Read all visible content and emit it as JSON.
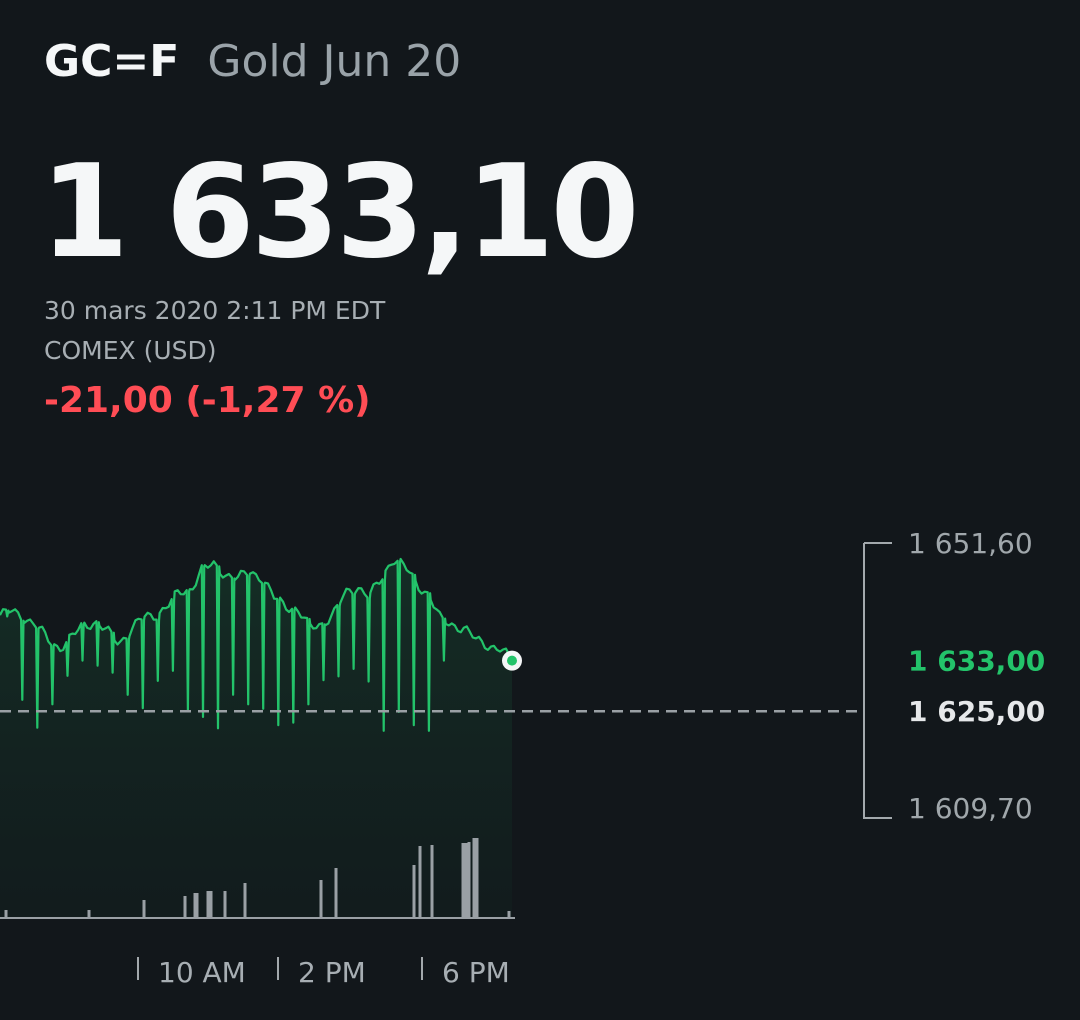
{
  "quote": {
    "symbol": "GC=F",
    "name": "Gold Jun 20",
    "price": "1 633,10",
    "timestamp": "30 mars 2020 2:11 PM EDT",
    "exchange": "COMEX (USD)",
    "change": "-21,00 (-1,27 %)"
  },
  "colors": {
    "background": "#12171b",
    "line": "#23c36a",
    "negative": "#ff4d55",
    "volume": "#9aa0a5",
    "reference": "#9aa0a5"
  },
  "chart_data": {
    "type": "line",
    "x_ticks": [
      "10 AM",
      "2 PM",
      "6 PM"
    ],
    "y_labels": {
      "high": "1 651,60",
      "current": "1 633,00",
      "reference": "1 625,00",
      "low": "1 609,70"
    },
    "ylim": [
      1609.7,
      1651.6
    ],
    "reference_value": 1625.0,
    "last_value": 1633.0,
    "series": [
      {
        "values": [
          1640.2,
          1640.8,
          1639.9,
          1638.6,
          1636.4,
          1635.0,
          1636.6,
          1638.7,
          1639.1,
          1637.6,
          1635.8,
          1637.9,
          1639.8,
          1640.2,
          1641.5,
          1643.7,
          1644.3,
          1647.5,
          1648.1,
          1646.6,
          1645.9,
          1647.2,
          1646.1,
          1642.9,
          1641.8,
          1641.0,
          1638.2,
          1638.8,
          1640.3,
          1643.6,
          1644.8,
          1643.1,
          1645.8,
          1649.3,
          1647.8,
          1645.1,
          1643.5,
          1639.4,
          1638.7,
          1638.1,
          1636.2,
          1635.5,
          1634.8,
          1633.0
        ],
        "dips": [
          1640.0,
          1626.8,
          1622.4,
          1626.1,
          1630.6,
          1633.0,
          1632.2,
          1631.1,
          1627.6,
          1625.5,
          1629.8,
          1631.4,
          1625.1,
          1624.1,
          1622.3,
          1627.6,
          1626.1,
          1625.4,
          1622.8,
          1623.2,
          1626.1,
          1629.9,
          1630.5,
          1631.7,
          1629.7,
          1621.9,
          1624.9,
          1622.8,
          1621.9,
          1633.0
        ]
      }
    ],
    "volume": [
      8,
      8,
      18,
      22,
      25,
      25,
      27,
      27,
      27,
      35,
      38,
      50,
      53,
      72,
      73,
      75,
      75,
      76,
      80,
      80,
      7
    ]
  }
}
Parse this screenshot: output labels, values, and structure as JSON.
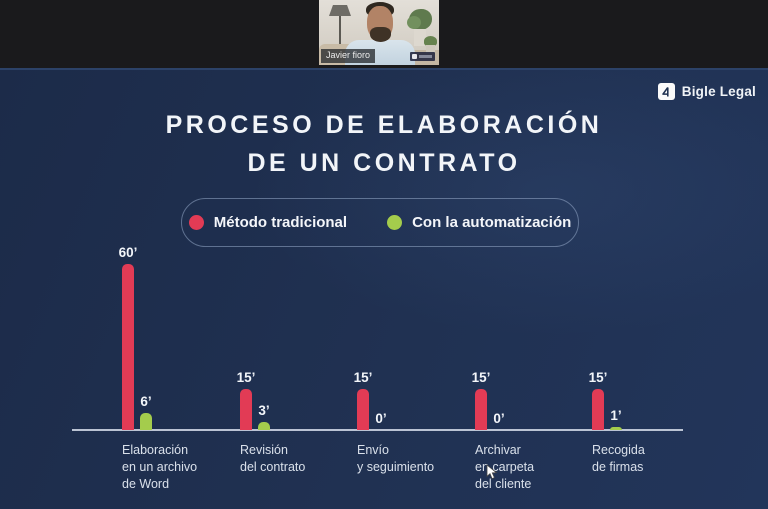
{
  "participant": {
    "name": "Javier fioro"
  },
  "brand": {
    "name": "Bigle Legal"
  },
  "slide": {
    "title_line1": "PROCESO DE ELABORACIÓN",
    "title_line2": "DE UN CONTRATO",
    "background": "#203152"
  },
  "legend": {
    "items": [
      {
        "label": "Método tradicional",
        "color": "#e23b55"
      },
      {
        "label": "Con la automatización",
        "color": "#a4cc4c"
      }
    ]
  },
  "chart_data": {
    "type": "bar",
    "title": "Proceso de elaboración de un contrato",
    "value_suffix": "’",
    "ylim": [
      0,
      60
    ],
    "grid": false,
    "legend_position": "top",
    "categories": [
      [
        "Elaboración",
        "en un archivo",
        "de Word"
      ],
      [
        "Revisión",
        "del contrato"
      ],
      [
        "Envío",
        "y seguimiento"
      ],
      [
        "Archivar",
        "en carpeta",
        "del cliente"
      ],
      [
        "Recogida",
        "de firmas"
      ]
    ],
    "series": [
      {
        "name": "Método tradicional",
        "color": "#e23b55",
        "values": [
          60,
          15,
          15,
          15,
          15
        ]
      },
      {
        "name": "Con la automatización",
        "color": "#a4cc4c",
        "values": [
          6,
          3,
          0,
          0,
          1
        ]
      }
    ]
  }
}
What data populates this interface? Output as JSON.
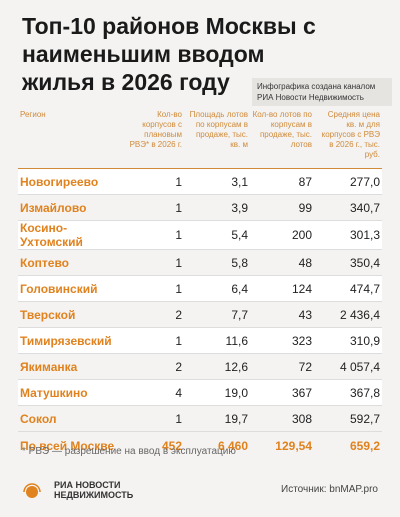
{
  "header": {
    "title": "Топ-10 районов Москвы с наименьшим вводом жилья в 2026 году",
    "note": "Инфографика создана каналом РИА Новости Недвижимость"
  },
  "table": {
    "columns": [
      "Регион",
      "Кол-во корпусов с плановым РВЭ* в 2026 г.",
      "Площадь лотов по корпусам в продаже, тыс. кв. м",
      "Кол-во лотов по корпусам в продаже, тыс. лотов",
      "Средняя цена кв. м для корпусов с РВЭ в 2026 г., тыс. руб."
    ],
    "rows": [
      [
        "Новогиреево",
        "1",
        "3,1",
        "87",
        "277,0"
      ],
      [
        "Измайлово",
        "1",
        "3,9",
        "99",
        "340,7"
      ],
      [
        "Косино-Ухтомский",
        "1",
        "5,4",
        "200",
        "301,3"
      ],
      [
        "Коптево",
        "1",
        "5,8",
        "48",
        "350,4"
      ],
      [
        "Головинский",
        "1",
        "6,4",
        "124",
        "474,7"
      ],
      [
        "Тверской",
        "2",
        "7,7",
        "43",
        "2 436,4"
      ],
      [
        "Тимирязевский",
        "1",
        "11,6",
        "323",
        "310,9"
      ],
      [
        "Якиманка",
        "2",
        "12,6",
        "72",
        "4 057,4"
      ],
      [
        "Матушкино",
        "4",
        "19,0",
        "367",
        "367,8"
      ],
      [
        "Сокол",
        "1",
        "19,7",
        "308",
        "592,7"
      ]
    ],
    "total": [
      "По всей Москве",
      "452",
      "6 460",
      "129,54",
      "659,2"
    ]
  },
  "footer": {
    "footnote": "* РВЭ — разрешение на ввод в эксплуатацию",
    "logo_line1": "РИА НОВОСТИ",
    "logo_line2": "НЕДВИЖИМОСТЬ",
    "source": "Источник: bnMAP.pro"
  }
}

++++++++

» YOUR TASK
Looking at the data above, how many lines hold the word "tradicional"? Respond with the number alone.

» ANSWER TO THIS TASK
2